• **WHAT YOU HAVE TO DO**: All of the records below must be output exactly, with no pictures carried over.

• **ENTRIES PROVIDED**:
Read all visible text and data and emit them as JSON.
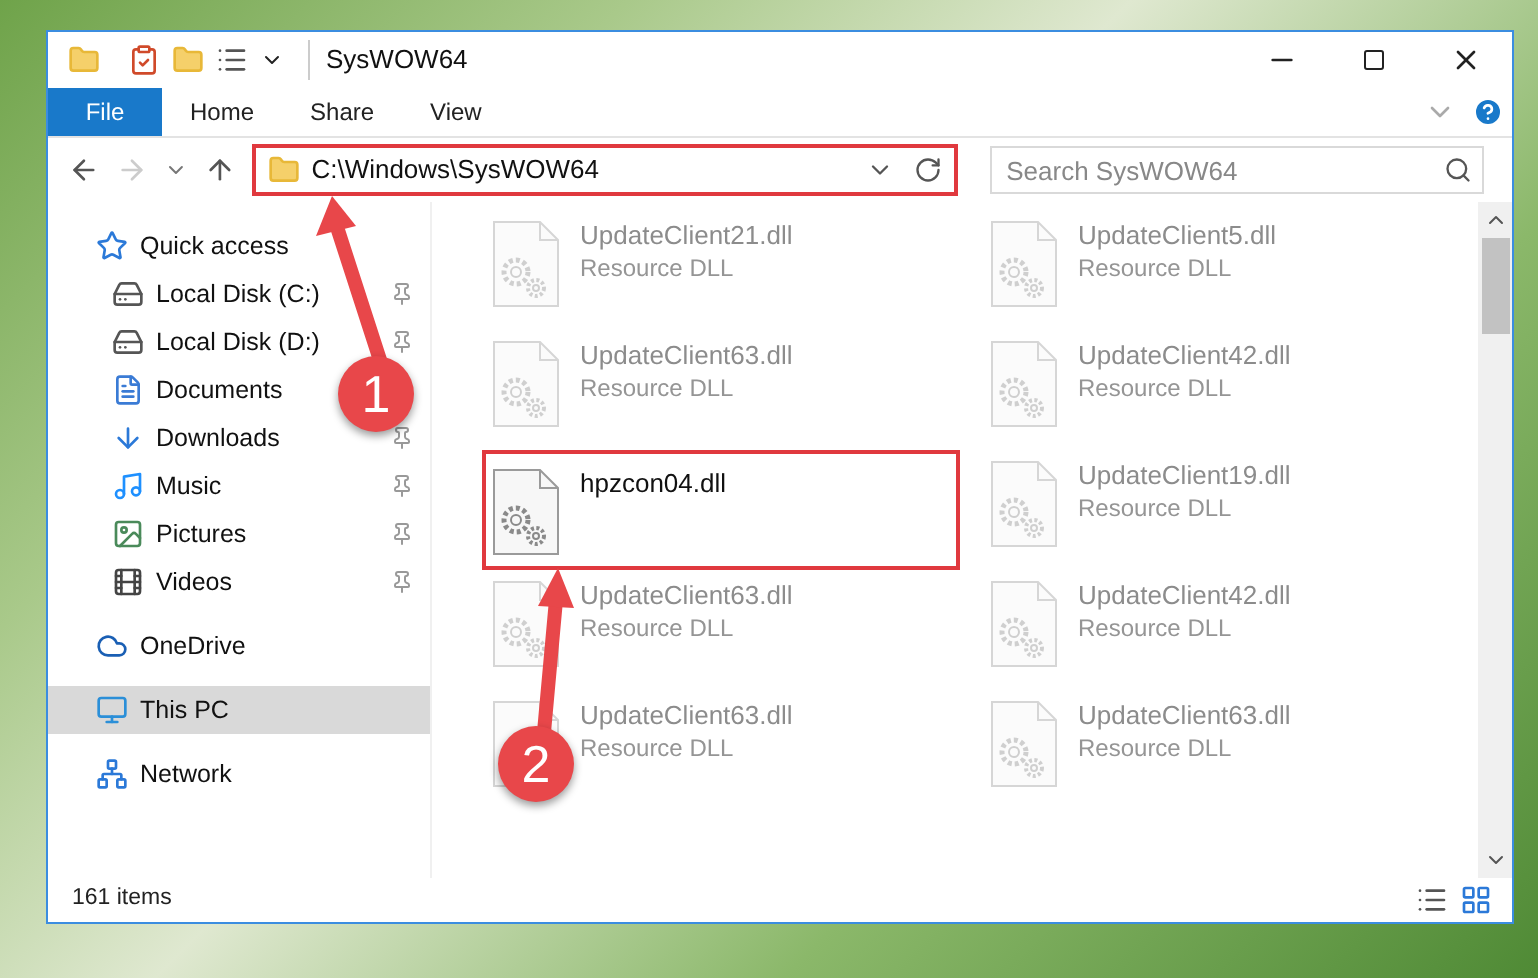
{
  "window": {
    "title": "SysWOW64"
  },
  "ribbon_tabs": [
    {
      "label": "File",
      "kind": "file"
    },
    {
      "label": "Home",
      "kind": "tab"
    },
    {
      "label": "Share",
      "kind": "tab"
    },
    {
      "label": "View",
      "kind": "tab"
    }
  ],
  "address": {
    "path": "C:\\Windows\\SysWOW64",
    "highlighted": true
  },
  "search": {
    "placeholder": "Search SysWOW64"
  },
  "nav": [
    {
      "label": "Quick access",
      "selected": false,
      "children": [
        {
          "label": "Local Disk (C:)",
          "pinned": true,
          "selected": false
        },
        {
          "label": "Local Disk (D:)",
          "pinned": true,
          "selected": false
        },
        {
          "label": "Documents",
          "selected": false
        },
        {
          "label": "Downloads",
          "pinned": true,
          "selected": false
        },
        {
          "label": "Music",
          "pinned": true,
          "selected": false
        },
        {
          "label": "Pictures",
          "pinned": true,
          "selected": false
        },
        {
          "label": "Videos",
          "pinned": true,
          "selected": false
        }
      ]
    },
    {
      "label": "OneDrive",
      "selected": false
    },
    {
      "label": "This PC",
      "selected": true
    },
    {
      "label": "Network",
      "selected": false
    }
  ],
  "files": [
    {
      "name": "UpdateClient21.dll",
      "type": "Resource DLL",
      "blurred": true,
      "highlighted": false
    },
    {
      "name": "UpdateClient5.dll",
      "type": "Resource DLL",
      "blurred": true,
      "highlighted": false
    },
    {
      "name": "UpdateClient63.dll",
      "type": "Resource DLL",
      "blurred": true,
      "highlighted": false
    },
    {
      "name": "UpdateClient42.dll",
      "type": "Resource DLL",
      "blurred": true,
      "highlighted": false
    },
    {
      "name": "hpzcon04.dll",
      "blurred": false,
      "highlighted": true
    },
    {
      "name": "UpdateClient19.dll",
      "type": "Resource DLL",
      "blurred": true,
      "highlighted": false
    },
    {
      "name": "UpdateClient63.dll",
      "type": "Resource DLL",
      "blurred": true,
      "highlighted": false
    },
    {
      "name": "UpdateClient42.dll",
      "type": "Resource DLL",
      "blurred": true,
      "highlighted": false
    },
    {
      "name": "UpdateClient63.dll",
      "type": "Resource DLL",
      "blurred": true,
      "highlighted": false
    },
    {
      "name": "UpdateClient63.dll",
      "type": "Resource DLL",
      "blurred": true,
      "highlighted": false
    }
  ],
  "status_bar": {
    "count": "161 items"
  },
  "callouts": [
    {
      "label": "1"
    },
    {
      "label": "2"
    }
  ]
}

• **WRITTEN RESPONSE**:
Read all visible text and data and emit them as JSON.
{
  "window": {
    "title": "SysWOW64"
  },
  "ribbon_tabs": [
    {
      "label": "File",
      "kind": "file"
    },
    {
      "label": "Home",
      "kind": "tab"
    },
    {
      "label": "Share",
      "kind": "tab"
    },
    {
      "label": "View",
      "kind": "tab"
    }
  ],
  "address": {
    "path": "C:\\Windows\\SysWOW64",
    "highlighted": true
  },
  "search": {
    "placeholder": "Search SysWOW64"
  },
  "nav": [
    {
      "label": "Quick access",
      "selected": false,
      "children": [
        {
          "label": "Local Disk (C:)",
          "pinned": true,
          "selected": false
        },
        {
          "label": "Local Disk (D:)",
          "pinned": true,
          "selected": false
        },
        {
          "label": "Documents",
          "selected": false
        },
        {
          "label": "Downloads",
          "pinned": true,
          "selected": false
        },
        {
          "label": "Music",
          "pinned": true,
          "selected": false
        },
        {
          "label": "Pictures",
          "pinned": true,
          "selected": false
        },
        {
          "label": "Videos",
          "pinned": true,
          "selected": false
        }
      ]
    },
    {
      "label": "OneDrive",
      "selected": false
    },
    {
      "label": "This PC",
      "selected": true
    },
    {
      "label": "Network",
      "selected": false
    }
  ],
  "files": [
    {
      "name": "UpdateClient21.dll",
      "type": "Resource DLL",
      "blurred": true,
      "highlighted": false
    },
    {
      "name": "UpdateClient5.dll",
      "type": "Resource DLL",
      "blurred": true,
      "highlighted": false
    },
    {
      "name": "UpdateClient63.dll",
      "type": "Resource DLL",
      "blurred": true,
      "highlighted": false
    },
    {
      "name": "UpdateClient42.dll",
      "type": "Resource DLL",
      "blurred": true,
      "highlighted": false
    },
    {
      "name": "hpzcon04.dll",
      "blurred": false,
      "highlighted": true
    },
    {
      "name": "UpdateClient19.dll",
      "type": "Resource DLL",
      "blurred": true,
      "highlighted": false
    },
    {
      "name": "UpdateClient63.dll",
      "type": "Resource DLL",
      "blurred": true,
      "highlighted": false
    },
    {
      "name": "UpdateClient42.dll",
      "type": "Resource DLL",
      "blurred": true,
      "highlighted": false
    },
    {
      "name": "UpdateClient63.dll",
      "type": "Resource DLL",
      "blurred": true,
      "highlighted": false
    },
    {
      "name": "UpdateClient63.dll",
      "type": "Resource DLL",
      "blurred": true,
      "highlighted": false
    }
  ],
  "status_bar": {
    "count": "161 items"
  },
  "callouts": [
    {
      "label": "1"
    },
    {
      "label": "2"
    }
  ]
}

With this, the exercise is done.